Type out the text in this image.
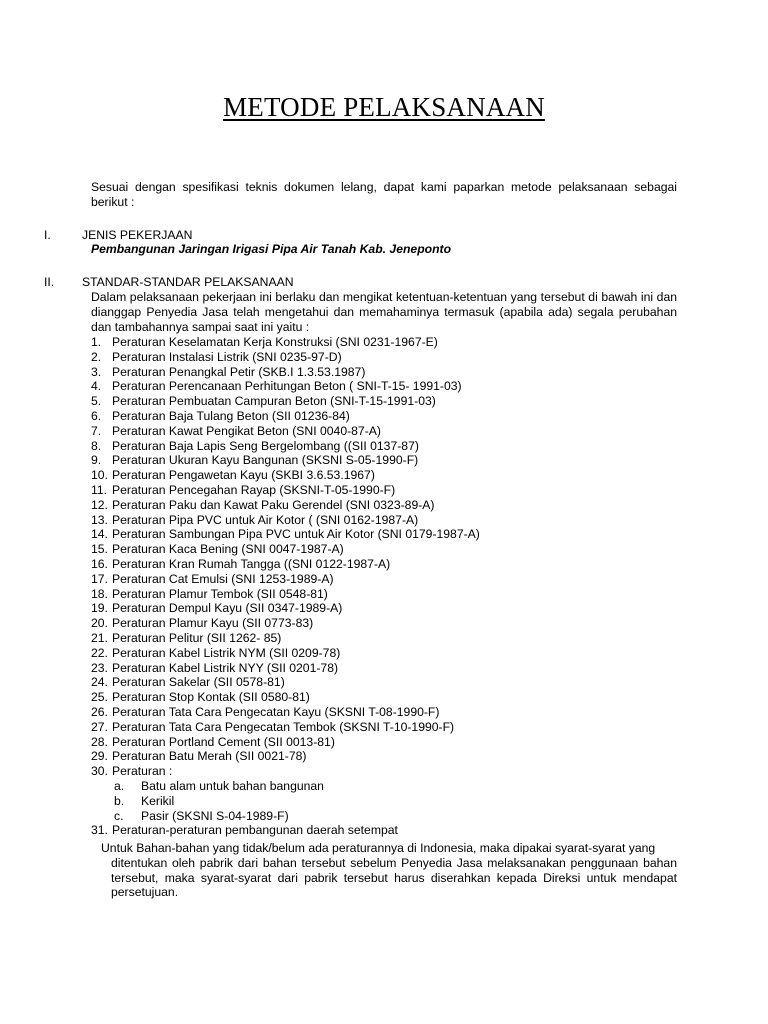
METODE PELAKSANAAN
Sesuai dengan spesifikasi teknis dokumen lelang, dapat kami paparkan metode pelaksanaan sebagai berikut :
I.	JENIS PEKERJAAN
Pembangunan Jaringan Irigasi Pipa Air Tanah Kab. Jeneponto
II. STANDAR-STANDAR PELAKSANAAN
Dalam pelaksanaan pekerjaan ini berlaku dan mengikat ketentuan-ketentuan yang tersebut di bawah ini dan dianggap Penyedia Jasa telah mengetahui dan memahaminya termasuk (apabila ada) segala perubahan dan tambahannya sampai saat ini yaitu :
1. Peraturan Keselamatan Kerja Konstruksi (SNI 0231-1967-E)
2. Peraturan Instalasi Listrik (SNI 0235-97-D)
3. Peraturan Penangkal Petir (SKB.I 1.3.53.1987)
4. Peraturan Perencanaan Perhitungan Beton ( SNI-T-15- 1991-03)
5. Peraturan Pembuatan Campuran Beton (SNI-T-15-1991-03)
6. Peraturan Baja Tulang Beton (SII 01236-84)
7. Peraturan Kawat Pengikat Beton (SNI 0040-87-A)
8. Peraturan Baja Lapis Seng Bergelombang ((SII 0137-87)
9. Peraturan Ukuran Kayu Bangunan (SKSNI S-05-1990-F)
10. Peraturan Pengawetan Kayu (SKBI 3.6.53.1967)
11. Peraturan Pencegahan Rayap (SKSNI-T-05-1990-F)
12. Peraturan Paku dan Kawat Paku Gerendel (SNI 0323-89-A)
13. Peraturan Pipa PVC untuk Air Kotor ( (SNI 0162-1987-A)
14. Peraturan Sambungan Pipa PVC untuk Air Kotor (SNI 0179-1987-A)
15. Peraturan Kaca Bening (SNI 0047-1987-A)
16. Peraturan Kran Rumah Tangga ((SNI 0122-1987-A)
17. Peraturan Cat Emulsi (SNI 1253-1989-A)
18. Peraturan Plamur Tembok (SII 0548-81)
19. Peraturan Dempul Kayu (SII 0347-1989-A)
20. Peraturan Plamur Kayu (SII 0773-83)
21. Peraturan Pelitur (SII 1262- 85)
22. Peraturan Kabel Listrik NYM (SII 0209-78)
23. Peraturan Kabel Listrik NYY (SII 0201-78)
24. Peraturan Sakelar (SII 0578-81)
25. Peraturan Stop Kontak (SII 0580-81)
26. Peraturan Tata Cara Pengecatan Kayu (SKSNI T-08-1990-F)
27. Peraturan Tata Cara Pengecatan Tembok (SKSNI T-10-1990-F)
28. Peraturan Portland Cement (SII 0013-81)
29. Peraturan Batu Merah (SII 0021-78)
30. Peraturan :
a. Batu alam untuk bahan bangunan
b. Kerikil
c. Pasir (SKSNI S-04-1989-F)
31. Peraturan-peraturan pembangunan daerah setempat
Untuk Bahan-bahan yang tidak/belum ada peraturannya di Indonesia, maka dipakai syarat-syarat yang
ditentukan oleh pabrik dari bahan tersebut sebelum Penyedia Jasa melaksanakan penggunaan bahan tersebut, maka syarat-syarat dari pabrik tersebut harus diserahkan kepada Direksi untuk mendapat persetujuan.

## Exercise goal
Above are the records; reproduce them exactly and leave out the pictures.

## Result of this task
Type out the text in this image.
METODE PELAKSANAAN
Sesuai dengan spesifikasi teknis dokumen lelang, dapat kami paparkan metode pelaksanaan sebagai berikut :
I.	JENIS PEKERJAAN
Pembangunan Jaringan Irigasi Pipa Air Tanah Kab. Jeneponto
II. STANDAR-STANDAR PELAKSANAAN
Dalam pelaksanaan pekerjaan ini berlaku dan mengikat ketentuan-ketentuan yang tersebut di bawah ini dan dianggap Penyedia Jasa telah mengetahui dan memahaminya termasuk (apabila ada) segala perubahan dan tambahannya sampai saat ini yaitu :
1. Peraturan Keselamatan Kerja Konstruksi (SNI 0231-1967-E)
2. Peraturan Instalasi Listrik (SNI 0235-97-D)
3. Peraturan Penangkal Petir (SKB.I 1.3.53.1987)
4. Peraturan Perencanaan Perhitungan Beton ( SNI-T-15- 1991-03)
5. Peraturan Pembuatan Campuran Beton (SNI-T-15-1991-03)
6. Peraturan Baja Tulang Beton (SII 01236-84)
7. Peraturan Kawat Pengikat Beton (SNI 0040-87-A)
8. Peraturan Baja Lapis Seng Bergelombang ((SII 0137-87)
9. Peraturan Ukuran Kayu Bangunan (SKSNI S-05-1990-F)
10. Peraturan Pengawetan Kayu (SKBI 3.6.53.1967)
11. Peraturan Pencegahan Rayap (SKSNI-T-05-1990-F)
12. Peraturan Paku dan Kawat Paku Gerendel (SNI 0323-89-A)
13. Peraturan Pipa PVC untuk Air Kotor ( (SNI 0162-1987-A)
14. Peraturan Sambungan Pipa PVC untuk Air Kotor (SNI 0179-1987-A)
15. Peraturan Kaca Bening (SNI 0047-1987-A)
16. Peraturan Kran Rumah Tangga ((SNI 0122-1987-A)
17. Peraturan Cat Emulsi (SNI 1253-1989-A)
18. Peraturan Plamur Tembok (SII 0548-81)
19. Peraturan Dempul Kayu (SII 0347-1989-A)
20. Peraturan Plamur Kayu (SII 0773-83)
21. Peraturan Pelitur (SII 1262- 85)
22. Peraturan Kabel Listrik NYM (SII 0209-78)
23. Peraturan Kabel Listrik NYY (SII 0201-78)
24. Peraturan Sakelar (SII 0578-81)
25. Peraturan Stop Kontak (SII 0580-81)
26. Peraturan Tata Cara Pengecatan Kayu (SKSNI T-08-1990-F)
27. Peraturan Tata Cara Pengecatan Tembok (SKSNI T-10-1990-F)
28. Peraturan Portland Cement (SII 0013-81)
29. Peraturan Batu Merah (SII 0021-78)
30. Peraturan :
a. Batu alam untuk bahan bangunan
b. Kerikil
c. Pasir (SKSNI S-04-1989-F)
31. Peraturan-peraturan pembangunan daerah setempat
Untuk Bahan-bahan yang tidak/belum ada peraturannya di Indonesia, maka dipakai syarat-syarat yang
ditentukan oleh pabrik dari bahan tersebut sebelum Penyedia Jasa melaksanakan penggunaan bahan tersebut, maka syarat-syarat dari pabrik tersebut harus diserahkan kepada Direksi untuk mendapat persetujuan.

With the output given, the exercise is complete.